Can you rewrite everything in the records from the line containing "Itemize the components" down to the line containing "cell-bz-index: 1 <box>592 465 986 566</box>" as a JSON list of strings, one string per line, with blank lines skipped and the pictures left out?

- PROVIDED DATA:
— start —

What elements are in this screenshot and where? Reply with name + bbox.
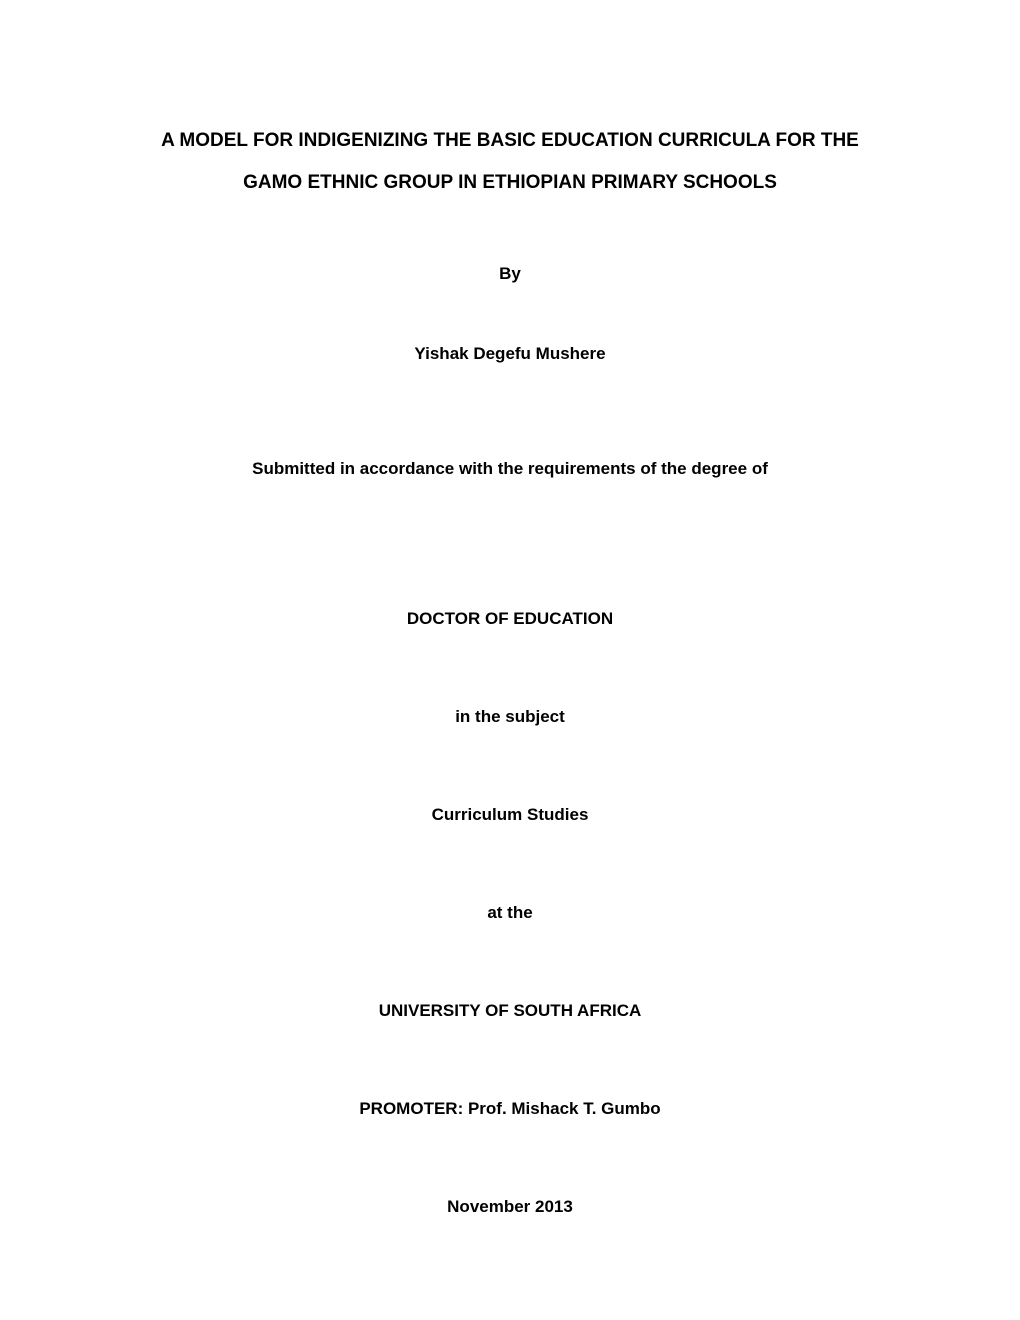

— end —
— start —

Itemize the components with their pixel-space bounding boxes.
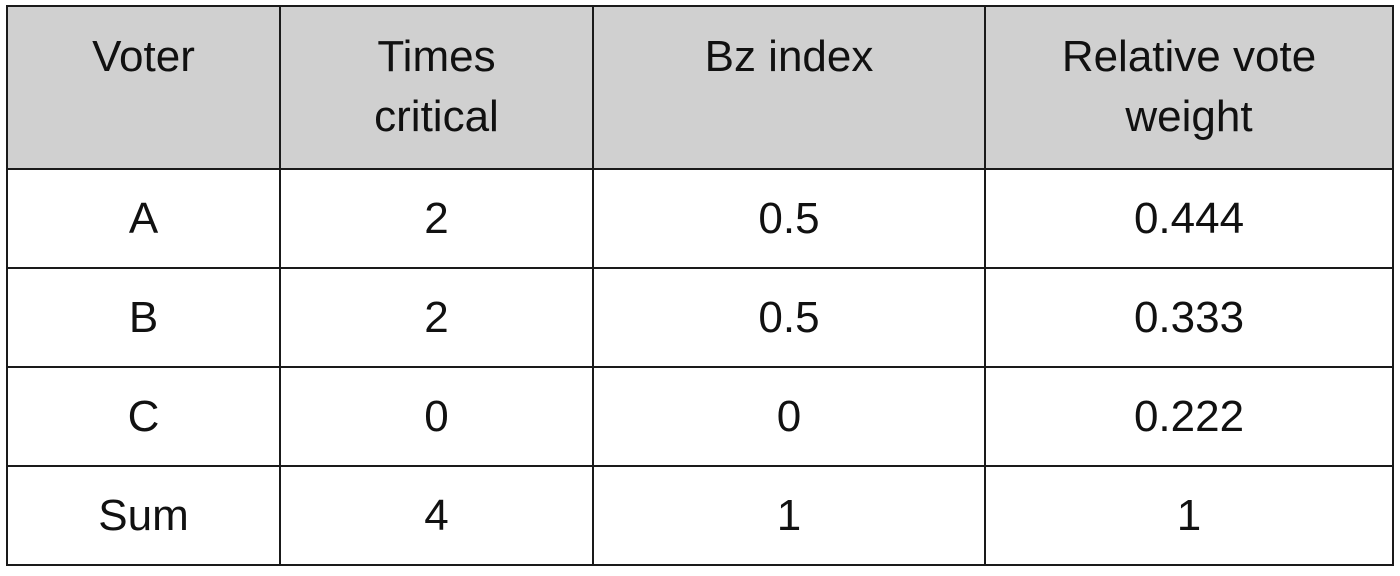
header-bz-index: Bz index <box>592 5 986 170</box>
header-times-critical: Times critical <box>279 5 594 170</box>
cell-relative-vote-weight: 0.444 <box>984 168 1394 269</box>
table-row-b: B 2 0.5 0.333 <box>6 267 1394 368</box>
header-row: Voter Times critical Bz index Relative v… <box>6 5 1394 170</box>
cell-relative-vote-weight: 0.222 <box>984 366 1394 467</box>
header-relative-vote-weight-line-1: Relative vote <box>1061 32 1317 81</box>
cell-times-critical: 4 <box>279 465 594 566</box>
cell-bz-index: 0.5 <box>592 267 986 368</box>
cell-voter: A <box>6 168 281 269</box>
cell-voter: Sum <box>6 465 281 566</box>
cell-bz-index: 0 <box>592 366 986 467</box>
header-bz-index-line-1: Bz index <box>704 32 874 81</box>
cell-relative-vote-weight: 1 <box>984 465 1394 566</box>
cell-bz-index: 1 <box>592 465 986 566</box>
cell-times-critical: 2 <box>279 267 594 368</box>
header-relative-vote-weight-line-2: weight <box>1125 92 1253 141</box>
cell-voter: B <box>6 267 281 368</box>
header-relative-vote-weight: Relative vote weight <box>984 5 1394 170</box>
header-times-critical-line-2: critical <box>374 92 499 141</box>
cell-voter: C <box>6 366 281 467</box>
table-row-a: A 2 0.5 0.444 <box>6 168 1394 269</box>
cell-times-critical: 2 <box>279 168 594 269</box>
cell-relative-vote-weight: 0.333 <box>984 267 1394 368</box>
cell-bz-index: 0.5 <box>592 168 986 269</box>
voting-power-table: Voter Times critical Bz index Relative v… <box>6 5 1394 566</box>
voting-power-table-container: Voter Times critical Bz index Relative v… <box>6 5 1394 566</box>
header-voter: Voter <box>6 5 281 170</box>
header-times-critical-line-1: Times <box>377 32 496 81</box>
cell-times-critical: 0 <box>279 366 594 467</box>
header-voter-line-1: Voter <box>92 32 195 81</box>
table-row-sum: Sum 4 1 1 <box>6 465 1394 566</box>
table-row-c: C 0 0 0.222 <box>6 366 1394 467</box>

— end —

- WRITTEN SOLUTION:
[
  "Itemize the components with their pixel-space bounding boxes.",
  "header-bz-index: Bz index <box>592 5 986 170</box>",
  "header-times-critical: Times critical <box>279 5 594 170</box>",
  "cell-relative-vote-weight: 0.444 <box>984 168 1394 269</box>",
  "table-row-b: B 2 0.5 0.333 <box>6 267 1394 368</box>",
  "header-row: Voter Times critical Bz index Relative v… <box>6 5 1394 170</box>",
  "cell-relative-vote-weight: 0.222 <box>984 366 1394 467</box>",
  "header-relative-vote-weight-line-1: Relative vote <box>1061 32 1317 81</box>",
  "cell-times-critical: 4 <box>279 465 594 566</box>",
  "cell-bz-index: 0.5 <box>592 267 986 368</box>",
  "cell-voter: A <box>6 168 281 269</box>",
  "cell-voter: Sum <box>6 465 281 566</box>",
  "cell-bz-index: 0 <box>592 366 986 467</box>",
  "header-bz-index-line-1: Bz index <box>704 32 874 81</box>",
  "cell-relative-vote-weight: 1 <box>984 465 1394 566</box>",
  "cell-bz-index: 1 <box>592 465 986 566</box>"
]